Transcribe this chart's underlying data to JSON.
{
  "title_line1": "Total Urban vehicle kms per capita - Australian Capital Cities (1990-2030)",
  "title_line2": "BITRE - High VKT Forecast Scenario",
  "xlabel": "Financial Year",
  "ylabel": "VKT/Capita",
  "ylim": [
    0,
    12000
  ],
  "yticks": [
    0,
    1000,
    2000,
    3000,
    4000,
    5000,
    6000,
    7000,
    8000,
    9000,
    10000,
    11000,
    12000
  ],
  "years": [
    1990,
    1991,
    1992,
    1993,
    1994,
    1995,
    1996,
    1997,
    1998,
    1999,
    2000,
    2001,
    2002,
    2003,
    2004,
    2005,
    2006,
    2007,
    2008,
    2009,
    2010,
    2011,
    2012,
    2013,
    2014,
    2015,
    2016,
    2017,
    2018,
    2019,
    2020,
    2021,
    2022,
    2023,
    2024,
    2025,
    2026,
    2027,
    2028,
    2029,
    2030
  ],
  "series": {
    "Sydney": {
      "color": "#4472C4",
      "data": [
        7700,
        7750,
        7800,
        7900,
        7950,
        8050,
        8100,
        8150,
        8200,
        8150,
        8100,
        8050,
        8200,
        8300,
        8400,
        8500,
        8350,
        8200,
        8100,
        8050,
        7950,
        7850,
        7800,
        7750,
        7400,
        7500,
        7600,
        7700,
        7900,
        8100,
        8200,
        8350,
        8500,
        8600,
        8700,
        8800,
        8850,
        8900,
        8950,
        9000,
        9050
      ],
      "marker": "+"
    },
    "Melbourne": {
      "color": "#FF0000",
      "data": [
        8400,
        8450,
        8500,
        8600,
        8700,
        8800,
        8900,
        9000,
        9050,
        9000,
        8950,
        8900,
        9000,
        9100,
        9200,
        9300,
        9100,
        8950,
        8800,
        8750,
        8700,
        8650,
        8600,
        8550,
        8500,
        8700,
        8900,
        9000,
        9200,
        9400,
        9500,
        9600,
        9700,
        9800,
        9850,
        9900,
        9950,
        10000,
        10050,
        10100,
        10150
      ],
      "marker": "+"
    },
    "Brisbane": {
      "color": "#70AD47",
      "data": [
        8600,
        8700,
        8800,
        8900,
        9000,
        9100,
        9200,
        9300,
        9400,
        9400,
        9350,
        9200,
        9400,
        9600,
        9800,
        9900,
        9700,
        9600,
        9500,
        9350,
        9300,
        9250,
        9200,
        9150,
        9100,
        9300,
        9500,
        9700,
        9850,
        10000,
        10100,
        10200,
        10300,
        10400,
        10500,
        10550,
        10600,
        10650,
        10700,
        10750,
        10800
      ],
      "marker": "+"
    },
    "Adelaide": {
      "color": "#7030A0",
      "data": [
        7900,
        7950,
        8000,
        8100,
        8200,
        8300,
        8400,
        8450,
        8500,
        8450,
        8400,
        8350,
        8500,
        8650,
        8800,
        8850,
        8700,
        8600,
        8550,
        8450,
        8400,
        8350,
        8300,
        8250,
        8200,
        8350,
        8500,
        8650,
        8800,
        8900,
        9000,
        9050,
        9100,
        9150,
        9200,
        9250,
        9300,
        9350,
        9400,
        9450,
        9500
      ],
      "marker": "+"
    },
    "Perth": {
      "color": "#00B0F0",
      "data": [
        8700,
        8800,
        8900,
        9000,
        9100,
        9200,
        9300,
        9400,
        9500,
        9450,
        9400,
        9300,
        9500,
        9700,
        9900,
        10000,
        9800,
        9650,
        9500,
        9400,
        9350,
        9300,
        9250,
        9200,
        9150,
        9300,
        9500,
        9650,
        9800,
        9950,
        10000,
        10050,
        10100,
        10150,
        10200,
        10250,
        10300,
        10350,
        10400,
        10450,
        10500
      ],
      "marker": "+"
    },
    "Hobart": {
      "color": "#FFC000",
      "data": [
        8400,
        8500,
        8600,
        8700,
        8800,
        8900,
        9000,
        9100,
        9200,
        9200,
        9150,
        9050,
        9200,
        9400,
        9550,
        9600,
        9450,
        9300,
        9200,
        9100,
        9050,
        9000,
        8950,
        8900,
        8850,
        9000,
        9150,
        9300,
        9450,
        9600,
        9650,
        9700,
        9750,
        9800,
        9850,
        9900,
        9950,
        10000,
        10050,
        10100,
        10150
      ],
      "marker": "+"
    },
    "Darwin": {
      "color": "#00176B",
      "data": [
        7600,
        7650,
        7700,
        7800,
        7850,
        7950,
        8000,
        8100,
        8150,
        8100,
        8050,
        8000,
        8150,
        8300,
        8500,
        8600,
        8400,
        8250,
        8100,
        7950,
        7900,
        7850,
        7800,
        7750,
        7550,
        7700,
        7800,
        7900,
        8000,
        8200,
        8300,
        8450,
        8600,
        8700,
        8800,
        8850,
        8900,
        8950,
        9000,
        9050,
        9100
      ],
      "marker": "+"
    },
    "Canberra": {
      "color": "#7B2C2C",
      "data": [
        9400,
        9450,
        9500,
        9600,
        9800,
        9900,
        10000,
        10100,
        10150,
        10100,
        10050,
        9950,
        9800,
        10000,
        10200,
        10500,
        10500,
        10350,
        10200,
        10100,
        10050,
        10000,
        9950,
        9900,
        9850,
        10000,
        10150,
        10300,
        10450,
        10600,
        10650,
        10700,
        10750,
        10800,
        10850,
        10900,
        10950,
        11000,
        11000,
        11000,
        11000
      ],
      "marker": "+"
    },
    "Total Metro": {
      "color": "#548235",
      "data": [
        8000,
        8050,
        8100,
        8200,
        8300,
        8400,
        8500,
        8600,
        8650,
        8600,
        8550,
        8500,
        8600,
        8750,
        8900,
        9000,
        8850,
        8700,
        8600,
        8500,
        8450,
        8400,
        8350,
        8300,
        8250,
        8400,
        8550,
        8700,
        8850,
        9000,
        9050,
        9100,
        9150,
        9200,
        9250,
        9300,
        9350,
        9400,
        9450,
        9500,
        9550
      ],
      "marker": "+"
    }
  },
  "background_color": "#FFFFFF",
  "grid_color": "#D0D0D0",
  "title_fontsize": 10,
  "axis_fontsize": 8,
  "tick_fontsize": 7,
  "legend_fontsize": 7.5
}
○ ○ ○ ○ ○
Task directions: Quote each line of the data above exactly as written.

Exercise response:
Transcribe this chart's underlying data to JSON.
{
  "title_line1": "Total Urban vehicle kms per capita - Australian Capital Cities (1990-2030)",
  "title_line2": "BITRE - High VKT Forecast Scenario",
  "xlabel": "Financial Year",
  "ylabel": "VKT/Capita",
  "ylim": [
    0,
    12000
  ],
  "yticks": [
    0,
    1000,
    2000,
    3000,
    4000,
    5000,
    6000,
    7000,
    8000,
    9000,
    10000,
    11000,
    12000
  ],
  "years": [
    1990,
    1991,
    1992,
    1993,
    1994,
    1995,
    1996,
    1997,
    1998,
    1999,
    2000,
    2001,
    2002,
    2003,
    2004,
    2005,
    2006,
    2007,
    2008,
    2009,
    2010,
    2011,
    2012,
    2013,
    2014,
    2015,
    2016,
    2017,
    2018,
    2019,
    2020,
    2021,
    2022,
    2023,
    2024,
    2025,
    2026,
    2027,
    2028,
    2029,
    2030
  ],
  "series": {
    "Sydney": {
      "color": "#4472C4",
      "data": [
        7700,
        7750,
        7800,
        7900,
        7950,
        8050,
        8100,
        8150,
        8200,
        8150,
        8100,
        8050,
        8200,
        8300,
        8400,
        8500,
        8350,
        8200,
        8100,
        8050,
        7950,
        7850,
        7800,
        7750,
        7400,
        7500,
        7600,
        7700,
        7900,
        8100,
        8200,
        8350,
        8500,
        8600,
        8700,
        8800,
        8850,
        8900,
        8950,
        9000,
        9050
      ],
      "marker": "+"
    },
    "Melbourne": {
      "color": "#FF0000",
      "data": [
        8400,
        8450,
        8500,
        8600,
        8700,
        8800,
        8900,
        9000,
        9050,
        9000,
        8950,
        8900,
        9000,
        9100,
        9200,
        9300,
        9100,
        8950,
        8800,
        8750,
        8700,
        8650,
        8600,
        8550,
        8500,
        8700,
        8900,
        9000,
        9200,
        9400,
        9500,
        9600,
        9700,
        9800,
        9850,
        9900,
        9950,
        10000,
        10050,
        10100,
        10150
      ],
      "marker": "+"
    },
    "Brisbane": {
      "color": "#70AD47",
      "data": [
        8600,
        8700,
        8800,
        8900,
        9000,
        9100,
        9200,
        9300,
        9400,
        9400,
        9350,
        9200,
        9400,
        9600,
        9800,
        9900,
        9700,
        9600,
        9500,
        9350,
        9300,
        9250,
        9200,
        9150,
        9100,
        9300,
        9500,
        9700,
        9850,
        10000,
        10100,
        10200,
        10300,
        10400,
        10500,
        10550,
        10600,
        10650,
        10700,
        10750,
        10800
      ],
      "marker": "+"
    },
    "Adelaide": {
      "color": "#7030A0",
      "data": [
        7900,
        7950,
        8000,
        8100,
        8200,
        8300,
        8400,
        8450,
        8500,
        8450,
        8400,
        8350,
        8500,
        8650,
        8800,
        8850,
        8700,
        8600,
        8550,
        8450,
        8400,
        8350,
        8300,
        8250,
        8200,
        8350,
        8500,
        8650,
        8800,
        8900,
        9000,
        9050,
        9100,
        9150,
        9200,
        9250,
        9300,
        9350,
        9400,
        9450,
        9500
      ],
      "marker": "+"
    },
    "Perth": {
      "color": "#00B0F0",
      "data": [
        8700,
        8800,
        8900,
        9000,
        9100,
        9200,
        9300,
        9400,
        9500,
        9450,
        9400,
        9300,
        9500,
        9700,
        9900,
        10000,
        9800,
        9650,
        9500,
        9400,
        9350,
        9300,
        9250,
        9200,
        9150,
        9300,
        9500,
        9650,
        9800,
        9950,
        10000,
        10050,
        10100,
        10150,
        10200,
        10250,
        10300,
        10350,
        10400,
        10450,
        10500
      ],
      "marker": "+"
    },
    "Hobart": {
      "color": "#FFC000",
      "data": [
        8400,
        8500,
        8600,
        8700,
        8800,
        8900,
        9000,
        9100,
        9200,
        9200,
        9150,
        9050,
        9200,
        9400,
        9550,
        9600,
        9450,
        9300,
        9200,
        9100,
        9050,
        9000,
        8950,
        8900,
        8850,
        9000,
        9150,
        9300,
        9450,
        9600,
        9650,
        9700,
        9750,
        9800,
        9850,
        9900,
        9950,
        10000,
        10050,
        10100,
        10150
      ],
      "marker": "+"
    },
    "Darwin": {
      "color": "#00176B",
      "data": [
        7600,
        7650,
        7700,
        7800,
        7850,
        7950,
        8000,
        8100,
        8150,
        8100,
        8050,
        8000,
        8150,
        8300,
        8500,
        8600,
        8400,
        8250,
        8100,
        7950,
        7900,
        7850,
        7800,
        7750,
        7550,
        7700,
        7800,
        7900,
        8000,
        8200,
        8300,
        8450,
        8600,
        8700,
        8800,
        8850,
        8900,
        8950,
        9000,
        9050,
        9100
      ],
      "marker": "+"
    },
    "Canberra": {
      "color": "#7B2C2C",
      "data": [
        9400,
        9450,
        9500,
        9600,
        9800,
        9900,
        10000,
        10100,
        10150,
        10100,
        10050,
        9950,
        9800,
        10000,
        10200,
        10500,
        10500,
        10350,
        10200,
        10100,
        10050,
        10000,
        9950,
        9900,
        9850,
        10000,
        10150,
        10300,
        10450,
        10600,
        10650,
        10700,
        10750,
        10800,
        10850,
        10900,
        10950,
        11000,
        11000,
        11000,
        11000
      ],
      "marker": "+"
    },
    "Total Metro": {
      "color": "#548235",
      "data": [
        8000,
        8050,
        8100,
        8200,
        8300,
        8400,
        8500,
        8600,
        8650,
        8600,
        8550,
        8500,
        8600,
        8750,
        8900,
        9000,
        8850,
        8700,
        8600,
        8500,
        8450,
        8400,
        8350,
        8300,
        8250,
        8400,
        8550,
        8700,
        8850,
        9000,
        9050,
        9100,
        9150,
        9200,
        9250,
        9300,
        9350,
        9400,
        9450,
        9500,
        9550
      ],
      "marker": "+"
    }
  },
  "background_color": "#FFFFFF",
  "grid_color": "#D0D0D0",
  "title_fontsize": 10,
  "axis_fontsize": 8,
  "tick_fontsize": 7,
  "legend_fontsize": 7.5
}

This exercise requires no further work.